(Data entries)
— Begin —

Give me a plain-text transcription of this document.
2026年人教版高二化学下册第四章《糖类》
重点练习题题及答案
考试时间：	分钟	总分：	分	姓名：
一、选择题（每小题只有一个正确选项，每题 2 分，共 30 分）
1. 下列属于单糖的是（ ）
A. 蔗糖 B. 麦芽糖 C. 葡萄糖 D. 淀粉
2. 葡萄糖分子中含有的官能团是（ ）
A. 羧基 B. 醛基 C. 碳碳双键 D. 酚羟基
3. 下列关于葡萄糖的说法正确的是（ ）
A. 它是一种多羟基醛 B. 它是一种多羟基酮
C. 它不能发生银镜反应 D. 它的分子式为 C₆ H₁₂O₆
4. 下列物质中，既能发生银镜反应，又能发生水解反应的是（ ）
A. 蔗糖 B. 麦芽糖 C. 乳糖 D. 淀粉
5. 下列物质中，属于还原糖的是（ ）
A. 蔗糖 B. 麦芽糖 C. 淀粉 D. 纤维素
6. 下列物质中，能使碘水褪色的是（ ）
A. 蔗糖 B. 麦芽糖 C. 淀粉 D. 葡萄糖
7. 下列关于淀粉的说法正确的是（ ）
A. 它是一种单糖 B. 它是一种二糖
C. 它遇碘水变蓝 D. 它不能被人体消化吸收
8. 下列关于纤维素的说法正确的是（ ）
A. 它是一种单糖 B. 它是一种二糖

— End —

Short task -> Copy each line of the data above that holds "下列物质中".

Answer in full ->
4. 下列物质中，既能发生银镜反应，又能发生水解反应的是（ ）
5. 下列物质中，属于还原糖的是（ ）
6. 下列物质中，能使碘水褪色的是（ ）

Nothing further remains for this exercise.